▶ What is expected: Restate the entries below word for word, omitting nothing.

** start Record excerpts **

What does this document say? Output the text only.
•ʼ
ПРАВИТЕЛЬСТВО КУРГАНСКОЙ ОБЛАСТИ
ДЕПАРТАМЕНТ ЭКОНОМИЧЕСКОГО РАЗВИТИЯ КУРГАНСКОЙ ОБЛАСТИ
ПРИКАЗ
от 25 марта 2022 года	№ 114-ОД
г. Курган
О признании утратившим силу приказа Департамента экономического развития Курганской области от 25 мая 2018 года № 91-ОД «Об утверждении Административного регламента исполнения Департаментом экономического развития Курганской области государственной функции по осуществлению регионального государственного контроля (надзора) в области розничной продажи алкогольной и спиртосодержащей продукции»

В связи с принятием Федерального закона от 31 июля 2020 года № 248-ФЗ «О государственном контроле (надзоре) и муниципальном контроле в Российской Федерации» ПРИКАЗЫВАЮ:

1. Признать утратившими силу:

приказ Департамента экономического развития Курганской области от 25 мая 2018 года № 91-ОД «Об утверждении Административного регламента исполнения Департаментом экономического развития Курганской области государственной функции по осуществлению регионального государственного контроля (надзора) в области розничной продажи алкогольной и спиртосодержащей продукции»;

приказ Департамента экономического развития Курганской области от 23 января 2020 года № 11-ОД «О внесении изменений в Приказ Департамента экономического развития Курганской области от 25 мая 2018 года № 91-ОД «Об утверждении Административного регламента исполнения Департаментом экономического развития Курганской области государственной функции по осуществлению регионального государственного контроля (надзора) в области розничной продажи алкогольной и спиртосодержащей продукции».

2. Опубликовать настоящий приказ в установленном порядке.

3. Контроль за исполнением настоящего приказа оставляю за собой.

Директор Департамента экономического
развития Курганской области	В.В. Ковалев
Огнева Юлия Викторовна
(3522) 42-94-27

** end Record excerpts **

▶ Answer:
What does this document say? Output the text only.
•ʼ
ПРАВИТЕЛЬСТВО КУРГАНСКОЙ ОБЛАСТИ
ДЕПАРТАМЕНТ ЭКОНОМИЧЕСКОГО РАЗВИТИЯ КУРГАНСКОЙ ОБЛАСТИ
ПРИКАЗ
от 25 марта 2022 года	№ 114-ОД
г. Курган
О признании утратившим силу приказа Департамента экономического развития Курганской области от 25 мая 2018 года № 91-ОД «Об утверждении Административного регламента исполнения Департаментом экономического развития Курганской области государственной функции по осуществлению регионального государственного контроля (надзора) в области розничной продажи алкогольной и спиртосодержащей продукции»

В связи с принятием Федерального закона от 31 июля 2020 года № 248-ФЗ «О государственном контроле (надзоре) и муниципальном контроле в Российской Федерации» ПРИКАЗЫВАЮ:

1. Признать утратившими силу:

приказ Департамента экономического развития Курганской области от 25 мая 2018 года № 91-ОД «Об утверждении Административного регламента исполнения Департаментом экономического развития Курганской области государственной функции по осуществлению регионального государственного контроля (надзора) в области розничной продажи алкогольной и спиртосодержащей продукции»;

приказ Департамента экономического развития Курганской области от 23 января 2020 года № 11-ОД «О внесении изменений в Приказ Департамента экономического развития Курганской области от 25 мая 2018 года № 91-ОД «Об утверждении Административного регламента исполнения Департаментом экономического развития Курганской области государственной функции по осуществлению регионального государственного контроля (надзора) в области розничной продажи алкогольной и спиртосодержащей продукции».

2. Опубликовать настоящий приказ в установленном порядке.

3. Контроль за исполнением настоящего приказа оставляю за собой.

Директор Департамента экономического
развития Курганской области	В.В. Ковалев
Огнева Юлия Викторовна
(3522) 42-94-27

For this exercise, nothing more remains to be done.